Source data
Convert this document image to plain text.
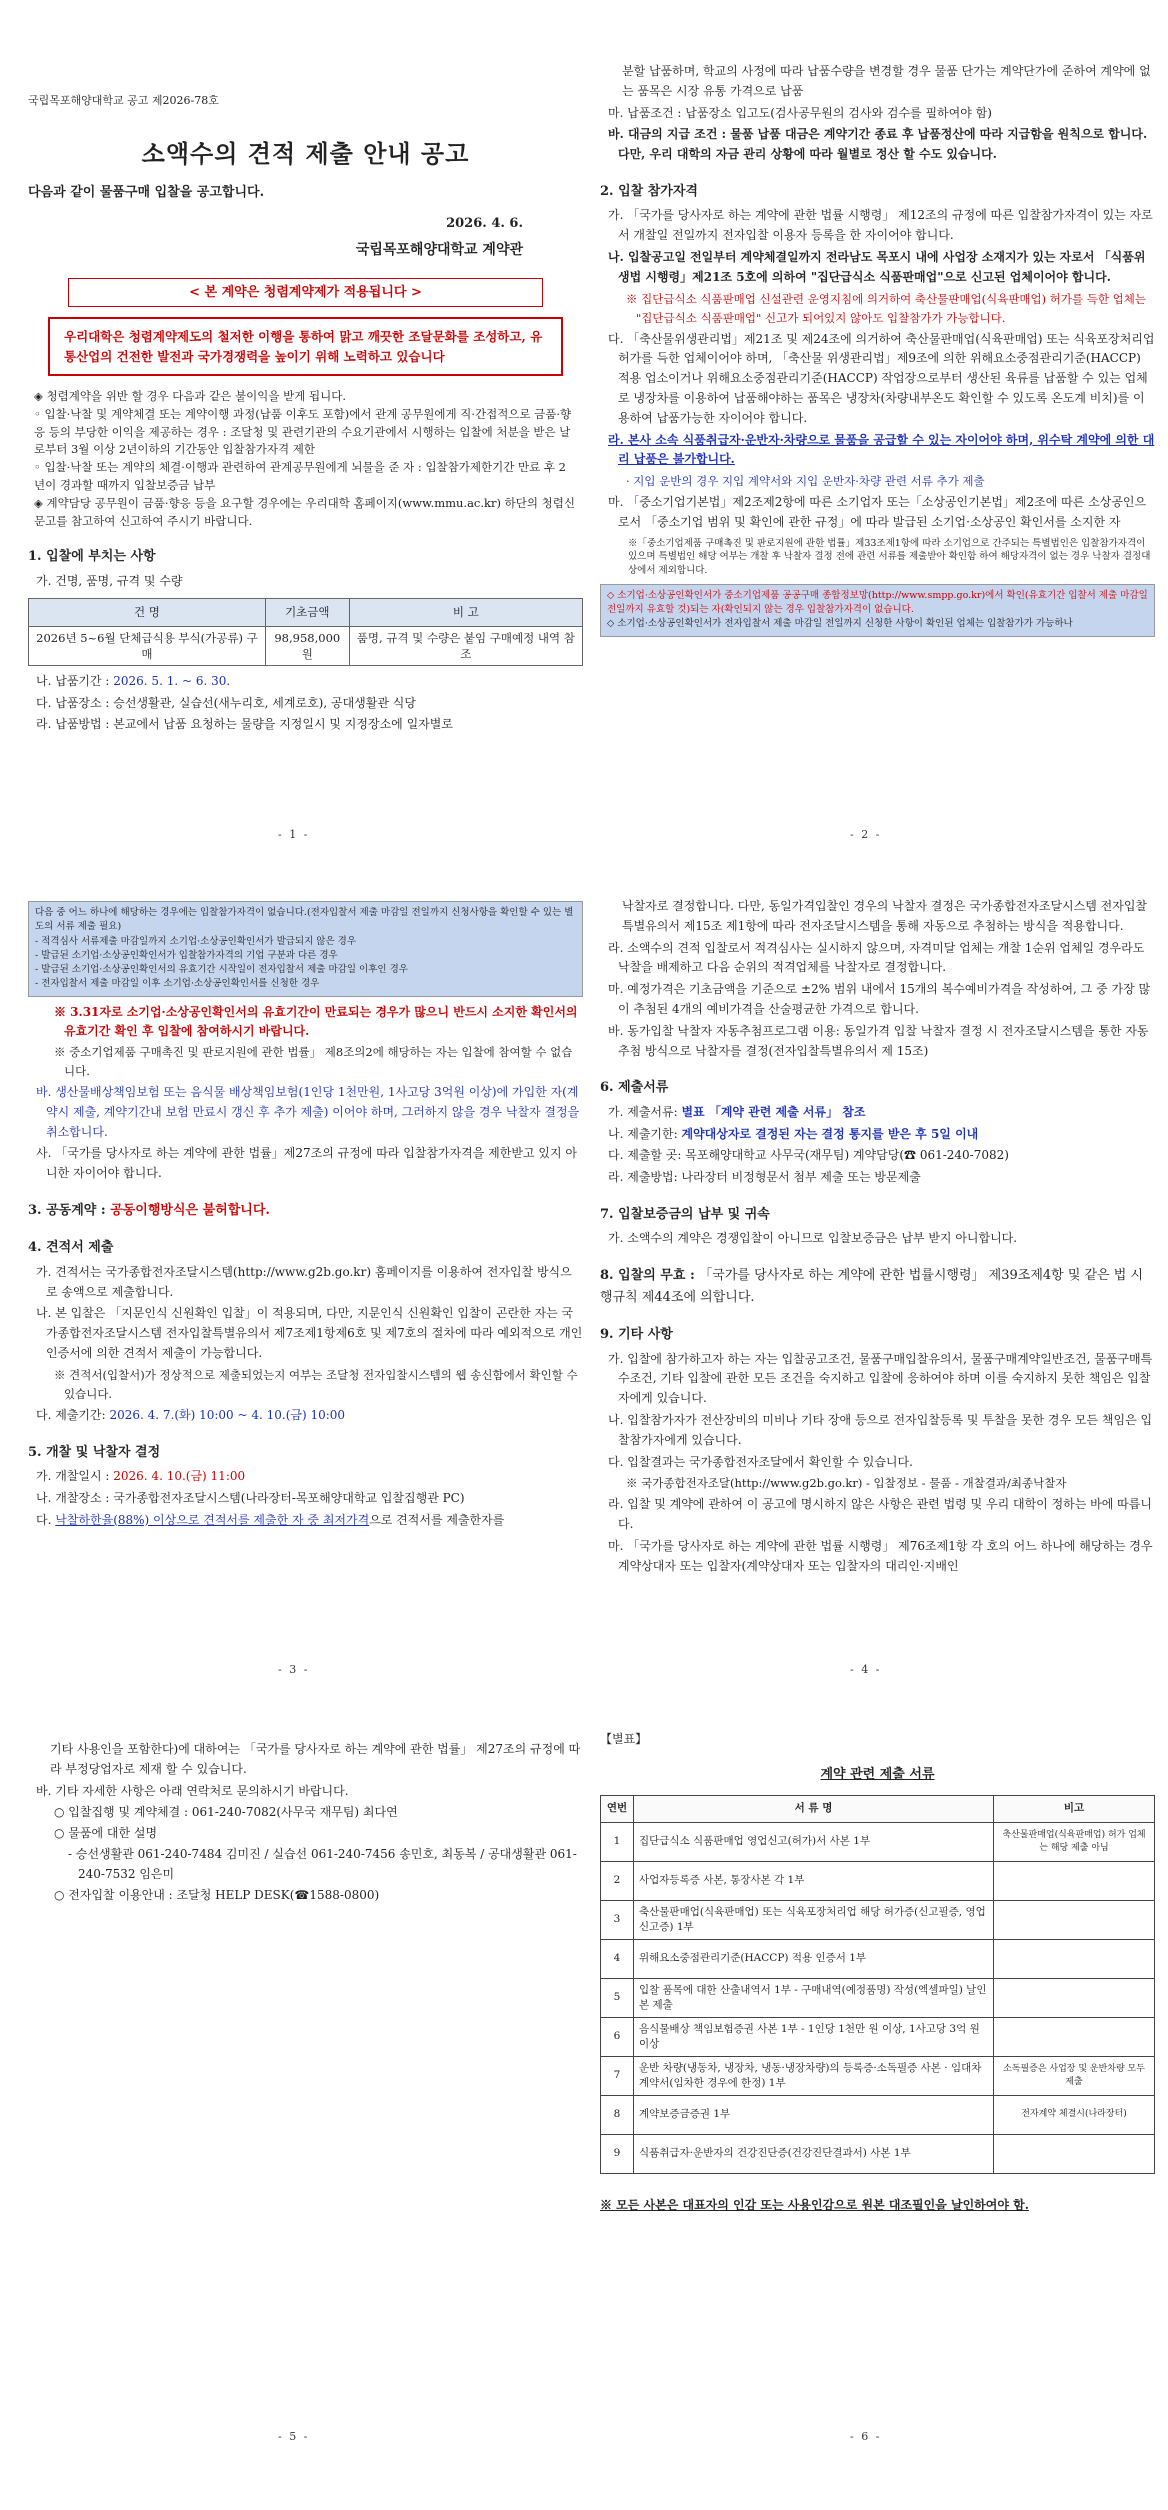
국립목포해양대학교 공고 제2026-78호
소액수의 견적 제출 안내 공고
다음과 같이 물품구매 입찰을 공고합니다.
2026. 4. 6.
국립목포해양대학교 계약관
< 본 계약은 청렴계약제가 적용됩니다 >
우리대학은 청렴계약제도의 철저한 이행을 통하여 맑고 깨끗한 조달문화를 조성하고, 유통산업의 건전한 발전과 국가경쟁력을 높이기 위해 노력하고 있습니다
◈ 청렴계약을 위반 할 경우 다음과 같은 불이익을 받게 됩니다.
◦ 입찰·낙찰 및 계약체결 또는 계약이행 과정(납품 이후도 포함)에서 관계 공무원에게 직·간접적으로 금품·향응 등의 부당한 이익을 제공하는 경우 : 조달청 및 관련기관의 수요기관에서 시행하는 입찰에 처분을 받은 날로부터 3월 이상 2년이하의 기간동안 입찰참가자격 제한
◦ 입찰·낙찰 또는 계약의 체결·이행과 관련하여 관계공무원에게 뇌물을 준 자 : 입찰참가제한기간 만료 후 2년이 경과할 때까지 입찰보증금 납부
◈ 계약담당 공무원이 금품·향응 등을 요구할 경우에는 우리대학 홈페이지(www.mmu.ac.kr) 하단의 청렴신문고를 참고하여 신고하여 주시기 바랍니다.
1. 입찰에 부치는 사항
가. 건명, 품명, 규격 및 수량
건 명	기초금액	비 고
2026년 5~6월 단체급식용 부식(가공류) 구매	98,958,000원	품명, 규격 및 수량은 붙임 구매예정 내역 참조
나. 납품기간 : 2026. 5. 1. ~ 6. 30.
다. 납품장소 : 승선생활관, 실습선(새누리호, 세계로호), 공대생활관 식당
라. 납품방법 : 본교에서 납품 요청하는 물량을 지정일시 및 지정장소에 일자별로
- 1 -
분할 납품하며, 학교의 사정에 따라 납품수량을 변경할 경우 물품 단가는 계약단가에 준하여 계약에 없는 품목은 시장 유통 가격으로 납품
마. 납품조건 : 납품장소 입고도(검사공무원의 검사와 검수를 필하여야 함)
바. 대금의 지급 조건 : 물품 납품 대금은 계약기간 종료 후 납품정산에 따라 지급함을 원칙으로 합니다. 다만, 우리 대학의 자금 관리 상황에 따라 월별로 정산 할 수도 있습니다.
2. 입찰 참가자격
가. 「국가를 당사자로 하는 계약에 관한 법률 시행령」 제12조의 규정에 따른 입찰참가자격이 있는 자로서 개찰일 전일까지 전자입찰 이용자 등록을 한 자이어야 합니다.
나. 입찰공고일 전일부터 계약체결일까지 전라남도 목포시 내에 사업장 소재지가 있는 자로서 「식품위생법 시행령」제21조 5호에 의하여 "집단급식소 식품판매업"으로 신고된 업체이어야 합니다.
※ 집단급식소 식품판매업 신설관련 운영지침에 의거하여 축산물판매업(식육판매업) 허가를 득한 업체는 "집단급식소 식품판매업" 신고가 되어있지 않아도 입찰참가가 가능합니다.
다. 「축산물위생관리법」제21조 및 제24조에 의거하여 축산물판매업(식육판매업) 또는 식육포장처리업 허가를 득한 업체이어야 하며, 「축산물 위생관리법」제9조에 의한 위해요소중점관리기준(HACCP) 적용 업소이거나 위해요소중점관리기준(HACCP) 작업장으로부터 생산된 육류를 납품할 수 있는 업체로 냉장차를 이용하여 납품해야하는 품목은 냉장차(차량내부온도 확인할 수 있도록 온도계 비치)를 이용하여 납품가능한 자이어야 합니다.
라. 본사 소속 식품취급자·운반자·차량으로 물품을 공급할 수 있는 자이어야 하며, 위수탁 계약에 의한 대리 납품은 불가합니다.
· 지입 운반의 경우 지입 계약서와 지입 운반자·차량 관련 서류 추가 제출
마. 「중소기업기본법」제2조제2항에 따른 소기업자 또는「소상공인기본법」제2조에 따른 소상공인으로서 「중소기업 범위 및 확인에 관한 규정」에 따라 발급된 소기업·소상공인 확인서를 소지한 자
※「중소기업제품 구매촉진 및 판로지원에 관한 법률」제33조제1항에 따라 소기업으로 간주되는 특별법인은 입찰참가자격이 있으며 특별법인 해당 여부는 개찰 후 낙찰자 결정 전에 관련 서류를 제출받아 확인함 하여 해당자격이 없는 경우 낙찰자 결정대상에서 제외합니다.
◇ 소기업·소상공인확인서가 중소기업제품 공공구매 종합정보망(http://www.smpp.go.kr)에서 확인(유효기간 입찰서 제출 마감일 전일까지 유효할 것)되는 자(확인되지 않는 경우 입찰참가자격이 없습니다.
◇ 소기업·소상공인확인서가 전자입찰서 제출 마감일 전일까지 신청한 사항이 확인된 업체는 입찰참가가 가능하나
- 2 -
다음 중 어느 하나에 해당하는 경우에는 입찰참가자격이 없습니다.(전자입찰서 제출 마감일 전일까지 신청사항을 확인할 수 있는 별도의 서류 제출 필요)
- 적격심사 서류제출 마감일까지 소기업·소상공인확인서가 발급되지 않은 경우
- 발급된 소기업·소상공인확인서가 입찰참가자격의 기업 구분과 다른 경우
- 발급된 소기업·소상공인확인서의 유효기간 시작일이 전자입찰서 제출 마감일 이후인 경우
- 전자입찰서 제출 마감일 이후 소기업·소상공인확인서를 신청한 경우
※ 3.31자로 소기업·소상공인확인서의 유효기간이 만료되는 경우가 많으니 반드시 소지한 확인서의 유효기간 확인 후 입찰에 참여하시기 바랍니다.
※ 중소기업제품 구매촉진 및 판로지원에 관한 법률」 제8조의2에 해당하는 자는 입찰에 참여할 수 없습니다.
바. 생산물배상책임보험 또는 음식물 배상책임보험(1인당 1천만원, 1사고당 3억원 이상)에 가입한 자(계약시 제출, 계약기간내 보험 만료시 갱신 후 추가 제출) 이어야 하며, 그러하지 않을 경우 낙찰자 결정을 취소합니다.
사. 「국가를 당사자로 하는 계약에 관한 법률」제27조의 규정에 따라 입찰참가자격을 제한받고 있지 아니한 자이어야 합니다.
3. 공동계약 : 공동이행방식은 불허합니다.
4. 견적서 제출
가. 견적서는 국가종합전자조달시스템(http://www.g2b.go.kr) 홈페이지를 이용하여 전자입찰 방식으로 송액으로 제출합니다.
나. 본 입찰은 「지문인식 신원확인 입찰」이 적용되며, 다만, 지문인식 신원확인 입찰이 곤란한 자는 국가종합전자조달시스템 전자입찰특별유의서 제7조제1항제6호 및 제7호의 절차에 따라 예외적으로 개인인증서에 의한 견적서 제출이 가능합니다.
※ 견적서(입찰서)가 정상적으로 제출되었는지 여부는 조달청 전자입찰시스템의 웹 송신함에서 확인할 수 있습니다.
다. 제출기간: 2026. 4. 7.(화) 10:00 ~ 4. 10.(금) 10:00
5. 개찰 및 낙찰자 결정
가. 개찰일시 : 2026. 4. 10.(금) 11:00
나. 개찰장소 : 국가종합전자조달시스템(나라장터-목포해양대학교 입찰집행관 PC)
다. 낙찰하한율(88%) 이상으로 견적서를 제출한 자 중 최저가격으로 견적서를 제출한자를
- 3 -
낙찰자로 결정합니다. 다만, 동일가격입찰인 경우의 낙찰자 결정은 국가종합전자조달시스템 전자입찰특별유의서 제15조 제1항에 따라 전자조달시스템을 통해 자동으로 추첨하는 방식을 적용합니다.
라. 소액수의 견적 입찰로서 적격심사는 실시하지 않으며, 자격미달 업체는 개찰 1순위 업체일 경우라도 낙찰을 배제하고 다음 순위의 적격업체를 낙찰자로 결정합니다.
마. 예정가격은 기초금액을 기준으로 ±2% 범위 내에서 15개의 복수예비가격을 작성하여, 그 중 가장 많이 추첨된 4개의 예비가격을 산술평균한 가격으로 합니다.
바. 동가입찰 낙찰자 자동추첨프로그램 이용: 동일가격 입찰 낙찰자 결정 시 전자조달시스템을 통한 자동 추첨 방식으로 낙찰자를 결정(전자입찰특별유의서 제 15조)
6. 제출서류
가. 제출서류: 별표 「계약 관련 제출 서류」 참조
나. 제출기한: 계약대상자로 결정된 자는 결정 통지를 받은 후 5일 이내
다. 제출할 곳: 목포해양대학교 사무국(재무팀) 계약담당(☎ 061-240-7082)
라. 제출방법: 나라장터 비정형문서 첨부 제출 또는 방문제출
7. 입찰보증금의 납부 및 귀속
가. 소액수의 계약은 경쟁입찰이 아니므로 입찰보증금은 납부 받지 아니합니다.
8. 입찰의 무효 : 「국가를 당사자로 하는 계약에 관한 법률시행령」 제39조제4항 및 같은 법 시행규칙 제44조에 의합니다.
9. 기타 사항
가. 입찰에 참가하고자 하는 자는 입찰공고조건, 물품구매입찰유의서, 물품구매계약일반조건, 물품구매특수조건, 기타 입찰에 관한 모든 조건을 숙지하고 입찰에 응하여야 하며 이를 숙지하지 못한 책임은 입찰자에게 있습니다.
나. 입찰참가자가 전산장비의 미비나 기타 장애 등으로 전자입찰등록 및 투찰을 못한 경우 모든 책임은 입찰참가자에게 있습니다.
다. 입찰결과는 국가종합전자조달에서 확인할 수 있습니다.
※ 국가종합전자조달(http://www.g2b.go.kr) - 입찰정보 - 물품 - 개찰결과/최종낙찰자
라. 입찰 및 계약에 관하여 이 공고에 명시하지 않은 사항은 관련 법령 및 우리 대학이 정하는 바에 따릅니다.
마. 「국가를 당사자로 하는 계약에 관한 법률 시행령」 제76조제1항 각 호의 어느 하나에 해당하는 경우 계약상대자 또는 입찰자(계약상대자 또는 입찰자의 대리인·지배인
- 4 -
기타 사용인을 포함한다)에 대하여는 「국가를 당사자로 하는 계약에 관한 법률」 제27조의 규정에 따라 부정당업자로 제재 할 수 있습니다.
바. 기타 자세한 사항은 아래 연락처로 문의하시기 바랍니다.
○ 입찰집행 및 계약체결 : 061-240-7082(사무국 재무팀) 최다연
○ 물품에 대한 설명
- 승선생활관 061-240-7484 김미진 / 실습선 061-240-7456 송민호, 최동복 / 공대생활관 061-240-7532 임은미
○ 전자입찰 이용안내 : 조달청 HELP DESK(☎1588-0800)
- 5 -
【별표】
계약 관련 제출 서류
연번	서 류 명	비고
1	집단급식소 식품판매업 영업신고(허가)서 사본 1부	축산물판매업(식육판매업) 허가 업체는 해당 제출 아님
2	사업자등록증 사본, 통장사본 각 1부	
3	축산물판매업(식육판매업) 또는 식육포장처리업 해당 허가증(신고필증, 영업신고증) 1부	
4	위해요소중점관리기준(HACCP) 적용 인증서 1부	
5	입찰 품목에 대한 산출내역서 1부 - 구매내역(예정품명) 작성(엑셀파일) 날인본 제출	
6	음식물배상 책임보험증권 사본 1부 - 1인당 1천만 원 이상, 1사고당 3억 원 이상	
7	운반 차량(냉동차, 냉장차, 냉동·냉장차량)의 등록증·소독필증 사본 · 임대차계약서(임차한 경우에 한정) 1부	소독필증은 사업장 및 운반차량 모두 제출
8	계약보증금증권 1부	전자계약 체결시(나라장터)
9	식품취급자·운반자의 건강진단증(건강진단결과서) 사본 1부	
※ 모든 사본은 대표자의 인감 또는 사용인감으로 원본 대조필인을 날인하여야 함.
- 6 -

Exercise details
Examine the records and pull out every line where the string "방식으로" occurs.

Correct result
가. 견적서는 국가종합전자조달시스템(http://www.g2b.go.kr) 홈페이지를 이용하여 전자입찰 방식으로 송액으로 제출합니다.
바. 동가입찰 낙찰자 자동추첨프로그램 이용: 동일가격 입찰 낙찰자 결정 시 전자조달시스템을 통한 자동 추첨 방식으로 낙찰자를 결정(전자입찰특별유의서 제 15조)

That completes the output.